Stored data

>> Start

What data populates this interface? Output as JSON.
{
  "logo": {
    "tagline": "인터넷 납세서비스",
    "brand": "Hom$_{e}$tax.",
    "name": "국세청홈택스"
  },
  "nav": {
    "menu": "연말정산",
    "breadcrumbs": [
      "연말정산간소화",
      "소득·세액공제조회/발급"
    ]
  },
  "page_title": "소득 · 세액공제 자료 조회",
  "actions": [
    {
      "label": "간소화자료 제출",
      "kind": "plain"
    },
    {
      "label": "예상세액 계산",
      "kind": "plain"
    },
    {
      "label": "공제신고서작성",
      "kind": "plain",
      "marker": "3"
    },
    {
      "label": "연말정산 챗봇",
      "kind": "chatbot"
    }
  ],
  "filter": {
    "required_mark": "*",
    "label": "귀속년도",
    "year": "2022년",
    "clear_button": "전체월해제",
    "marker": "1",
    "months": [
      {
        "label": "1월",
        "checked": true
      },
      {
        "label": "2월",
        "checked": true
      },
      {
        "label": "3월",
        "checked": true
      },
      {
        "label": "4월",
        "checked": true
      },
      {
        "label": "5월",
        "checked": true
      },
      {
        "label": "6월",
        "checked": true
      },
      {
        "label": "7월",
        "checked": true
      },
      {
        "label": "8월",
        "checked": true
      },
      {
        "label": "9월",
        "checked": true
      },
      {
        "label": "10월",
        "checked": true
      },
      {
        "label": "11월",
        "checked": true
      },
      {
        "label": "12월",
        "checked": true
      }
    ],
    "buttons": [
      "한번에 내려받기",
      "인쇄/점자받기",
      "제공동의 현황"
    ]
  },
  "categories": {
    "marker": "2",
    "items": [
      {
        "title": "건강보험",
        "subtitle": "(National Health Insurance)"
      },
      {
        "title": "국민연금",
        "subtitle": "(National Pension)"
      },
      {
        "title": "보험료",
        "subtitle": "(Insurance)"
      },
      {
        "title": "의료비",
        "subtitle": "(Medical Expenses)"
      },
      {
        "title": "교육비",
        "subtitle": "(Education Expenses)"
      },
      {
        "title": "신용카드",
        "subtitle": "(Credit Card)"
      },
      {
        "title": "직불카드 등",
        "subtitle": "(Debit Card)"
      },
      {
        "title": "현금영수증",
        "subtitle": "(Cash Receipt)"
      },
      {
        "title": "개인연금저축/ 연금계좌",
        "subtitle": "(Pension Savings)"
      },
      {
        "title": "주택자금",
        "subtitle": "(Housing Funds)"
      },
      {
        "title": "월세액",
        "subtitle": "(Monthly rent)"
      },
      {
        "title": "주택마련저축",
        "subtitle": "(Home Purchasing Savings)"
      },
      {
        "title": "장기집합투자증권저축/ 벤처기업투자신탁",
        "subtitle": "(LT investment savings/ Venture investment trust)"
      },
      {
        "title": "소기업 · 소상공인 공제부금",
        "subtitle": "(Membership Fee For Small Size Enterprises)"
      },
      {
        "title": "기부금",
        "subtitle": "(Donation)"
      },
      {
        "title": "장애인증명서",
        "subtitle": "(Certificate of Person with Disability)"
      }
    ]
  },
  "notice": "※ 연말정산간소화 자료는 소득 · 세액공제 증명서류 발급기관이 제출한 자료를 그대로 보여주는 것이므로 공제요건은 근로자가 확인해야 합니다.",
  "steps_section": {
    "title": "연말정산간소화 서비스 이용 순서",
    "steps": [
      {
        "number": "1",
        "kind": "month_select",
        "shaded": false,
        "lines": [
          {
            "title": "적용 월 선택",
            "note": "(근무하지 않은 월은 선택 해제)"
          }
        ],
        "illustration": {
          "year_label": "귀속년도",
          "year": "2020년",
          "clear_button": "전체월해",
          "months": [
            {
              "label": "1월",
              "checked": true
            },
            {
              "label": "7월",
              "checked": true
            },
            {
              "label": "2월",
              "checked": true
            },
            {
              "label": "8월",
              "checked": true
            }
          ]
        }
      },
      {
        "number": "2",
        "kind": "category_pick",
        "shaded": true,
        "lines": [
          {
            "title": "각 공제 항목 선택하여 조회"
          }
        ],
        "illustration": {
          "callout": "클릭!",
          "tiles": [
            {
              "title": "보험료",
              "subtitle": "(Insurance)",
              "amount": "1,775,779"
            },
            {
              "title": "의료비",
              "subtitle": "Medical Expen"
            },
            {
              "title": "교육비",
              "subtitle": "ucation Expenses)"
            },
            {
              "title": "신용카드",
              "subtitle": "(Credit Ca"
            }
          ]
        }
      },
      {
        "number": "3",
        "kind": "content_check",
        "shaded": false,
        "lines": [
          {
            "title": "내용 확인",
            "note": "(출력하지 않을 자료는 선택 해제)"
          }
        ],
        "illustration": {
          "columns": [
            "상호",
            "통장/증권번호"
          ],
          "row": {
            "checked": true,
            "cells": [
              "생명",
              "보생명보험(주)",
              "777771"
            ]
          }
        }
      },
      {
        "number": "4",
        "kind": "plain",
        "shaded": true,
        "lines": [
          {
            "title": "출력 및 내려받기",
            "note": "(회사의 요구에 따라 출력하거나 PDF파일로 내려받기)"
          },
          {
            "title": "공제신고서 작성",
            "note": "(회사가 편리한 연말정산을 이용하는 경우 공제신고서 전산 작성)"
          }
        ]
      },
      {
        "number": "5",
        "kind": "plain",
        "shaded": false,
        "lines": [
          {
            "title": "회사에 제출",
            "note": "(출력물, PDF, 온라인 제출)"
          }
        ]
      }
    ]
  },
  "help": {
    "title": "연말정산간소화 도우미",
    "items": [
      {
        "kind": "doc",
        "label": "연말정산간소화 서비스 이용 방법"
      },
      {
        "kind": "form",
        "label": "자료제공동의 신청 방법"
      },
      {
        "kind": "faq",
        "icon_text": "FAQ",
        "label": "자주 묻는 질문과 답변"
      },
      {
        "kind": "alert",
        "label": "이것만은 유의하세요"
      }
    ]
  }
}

>> End

Written problem: Pull every line containing "number" from the material above.

Full output:
        "number": "1",
        "number": "2",
        "number": "3",
        "number": "4",
        "number": "5",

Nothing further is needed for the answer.